▸ YOUR TASK
Go over the listing below line by line and tally those containing "Резервный". Give only the tally.

▸ SUPPLIED INFORMATION
## start
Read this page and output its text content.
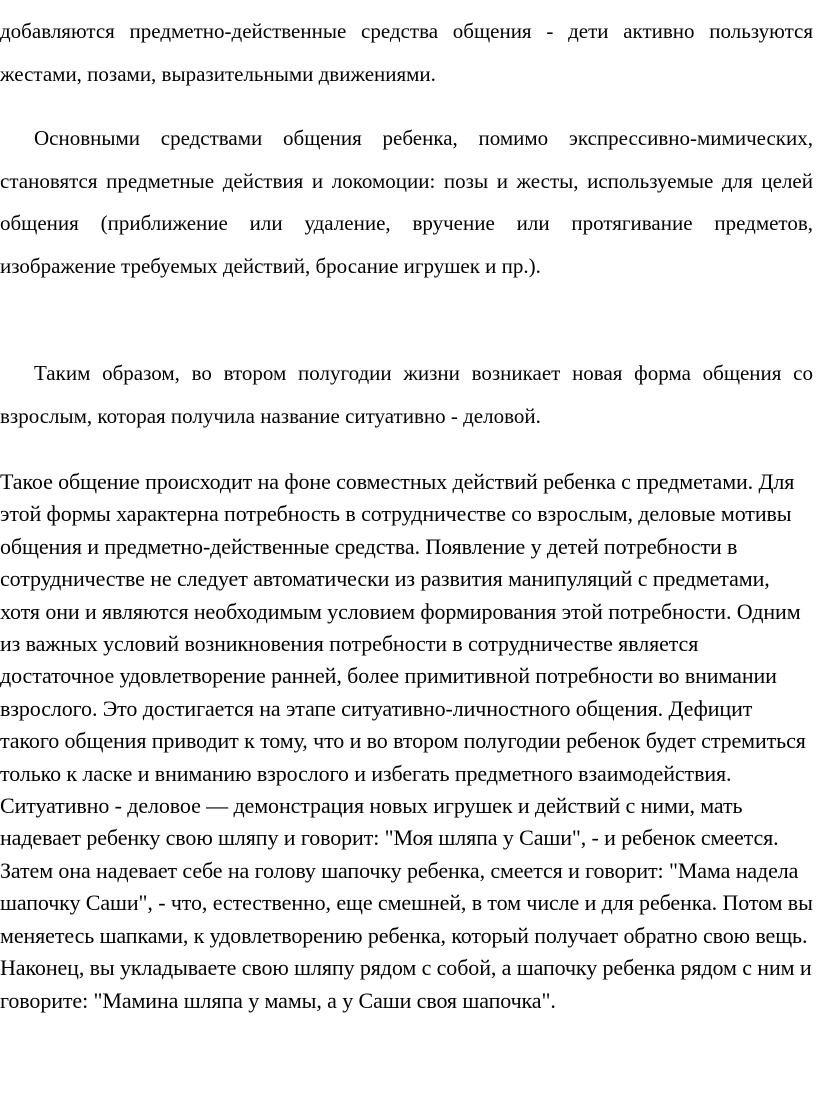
добавляются предметно-действенные средства общения - дети активно пользуются жестами, позами, выразительными движениями.

Основными средствами общения ребенка, помимо экспрессивно-мимических, становятся предметные действия и локомоции: позы и жесты, используемые для целей общения (приближение или удаление, вручение или протягивание предметов, изображение требуемых действий, бросание игрушек и пр.).

Таким образом, во втором полугодии жизни возникает новая форма общения со взрослым, которая получила название ситуативно - деловой.

Такое общение происходит на фоне совместных действий ребенка с предметами. Для этой формы характерна потребность в сотрудничестве со взрослым, деловые мотивы общения и предметно-действенные средства. Появление у детей потребности в сотрудничестве не следует автоматически из развития манипуляций с предметами, хотя они и являются необходимым условием формирования этой потребности. Одним из важных условий возникновения потребности в сотрудничестве является достаточное удовлетворение ранней, более примитивной потребности во внимании взрослого. Это достигается на этапе ситуативно-личностного общения. Дефицит такого общения приводит к тому, что и во втором полугодии ребенок будет стремиться только к ласке и вниманию взрослого и избегать предметного взаимодействия. Ситуативно - деловое — демонстрация новых игрушек и действий с ними, мать надевает ребенку свою шляпу и говорит: "Моя шляпа у Саши", - и ребенок смеется. Затем она надевает себе на голову шапочку ребенка, смеется и говорит: "Мама надела шапочку Саши", - что, естественно, еще смешней, в том числе и для ребенка. Потом вы меняетесь шапками, к удовлетворению ребенка, который получает обратно свою вещь. Наконец, вы укладываете свою шляпу рядом с собой, а шапочку ребенка рядом с ним и говорите: "Мамина шляпа у мамы, а у Саши своя шапочка".
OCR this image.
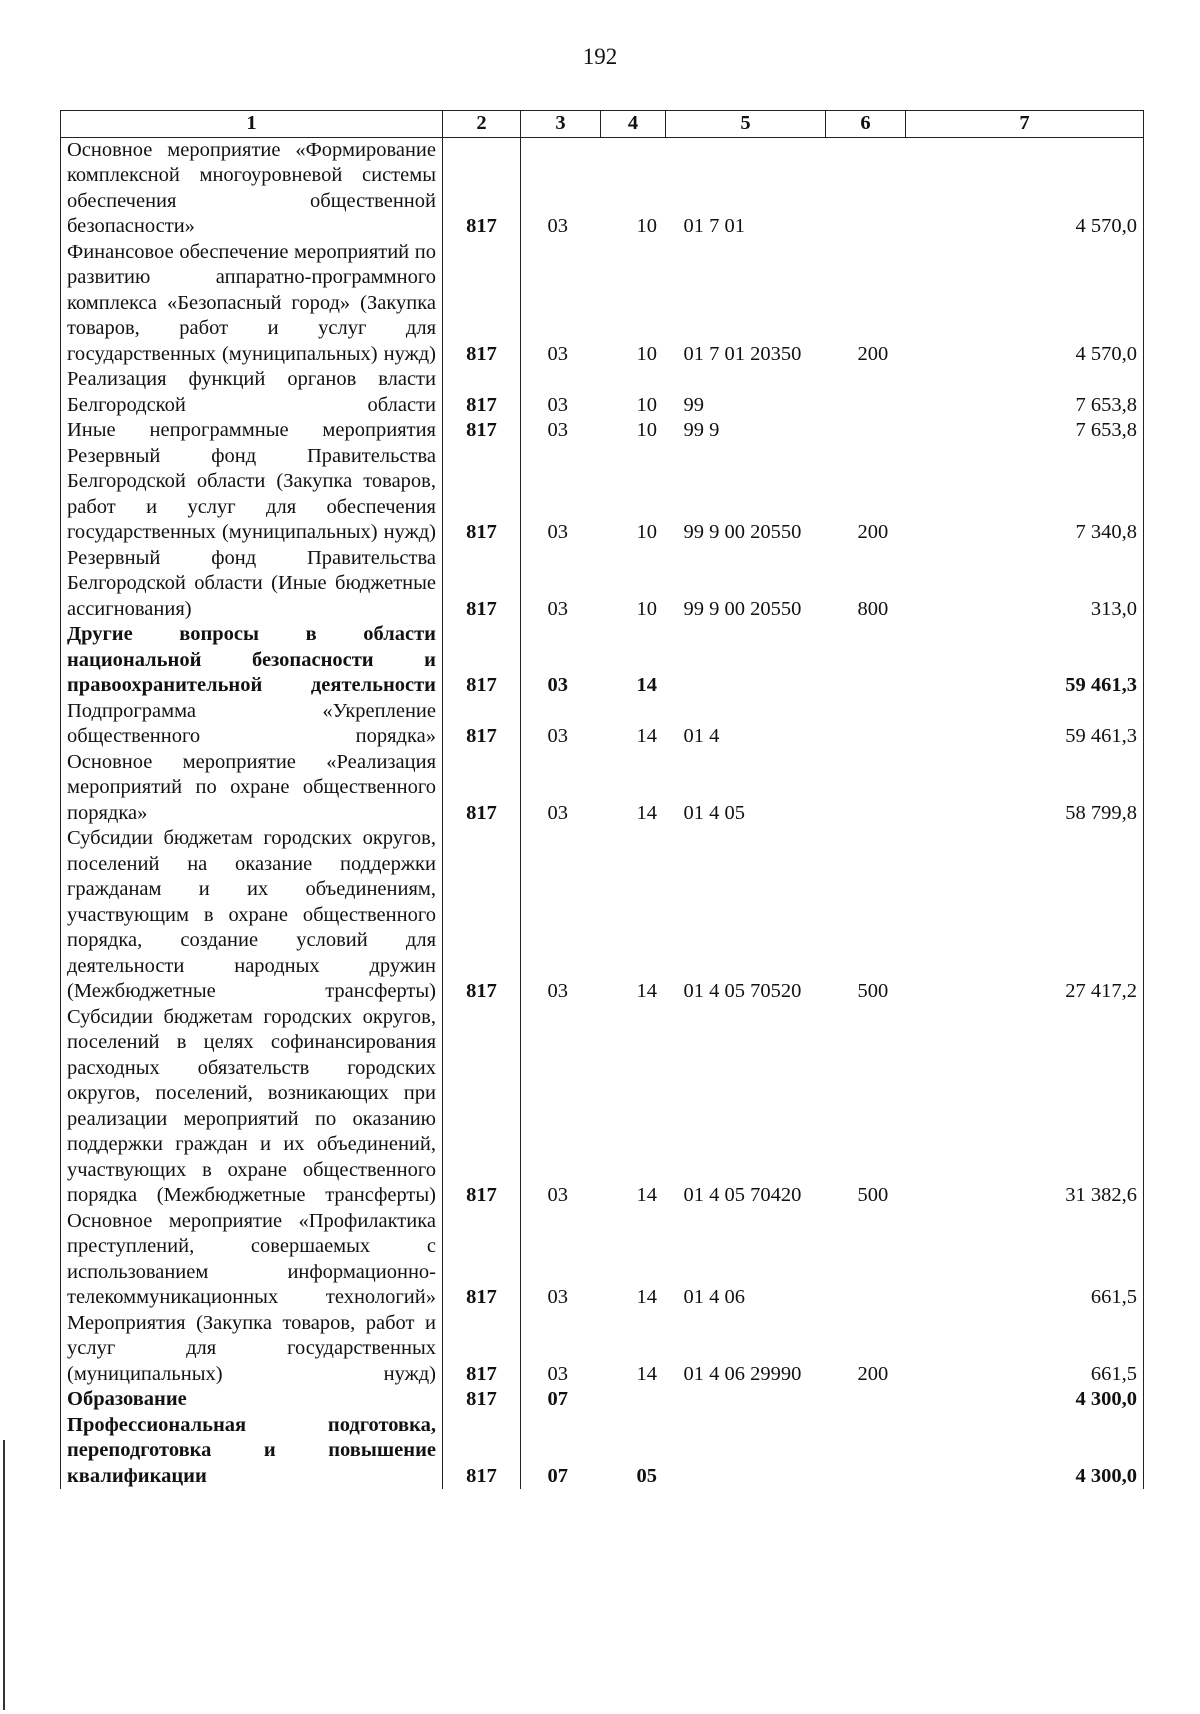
192
1	2	3	4	5	6	7
Основное мероприятие «Формирование комплексной многоуровневой системы обеспечения общественной безопасности»	817	03	10	01 7 01		4 570,0
Финансовое обеспечение мероприятий по развитию аппаратно-программного комплекса «Безопасный город» (Закупка товаров, работ и услуг для государственных (муниципальных) нужд)	817	03	10	01 7 01 20350	200	4 570,0
Реализация функций органов власти Белгородской области	817	03	10	99		7 653,8
Иные непрограммные мероприятия	817	03	10	99 9		7 653,8
Резервный фонд Правительства Белгородской области (Закупка товаров, работ и услуг для обеспечения государственных (муниципальных) нужд)	817	03	10	99 9 00 20550	200	7 340,8
Резервный фонд Правительства Белгородской области (Иные бюджетные ассигнования)	817	03	10	99 9 00 20550	800	313,0
Другие вопросы в области национальной безопасности и правоохранительной деятельности	817	03	14			59 461,3
Подпрограмма «Укрепление общественного порядка»	817	03	14	01 4		59 461,3
Основное мероприятие «Реализация мероприятий по охране общественного порядка»	817	03	14	01 4 05		58 799,8
Субсидии бюджетам городских округов, поселений на оказание поддержки гражданам и их объединениям, участвующим в охране общественного порядка, создание условий для деятельности народных дружин (Межбюджетные трансферты)	817	03	14	01 4 05 70520	500	27 417,2
Субсидии бюджетам городских округов, поселений в целях софинансирования расходных обязательств городских округов, поселений, возникающих при реализации мероприятий по оказанию поддержки граждан и их объединений, участвующих в охране общественного порядка (Межбюджетные трансферты)	817	03	14	01 4 05 70420	500	31 382,6
Основное мероприятие «Профилактика преступлений, совершаемых с использованием информационно-телекоммуникационных технологий»	817	03	14	01 4 06		661,5
Мероприятия (Закупка товаров, работ и услуг для государственных (муниципальных) нужд)	817	03	14	01 4 06 29990	200	661,5
Образование	817	07				4 300,0
Профессиональная подготовка, переподготовка и повышение квалификации	817	07	05			4 300,0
## end
▸ RESULT FOR THIS TASK
2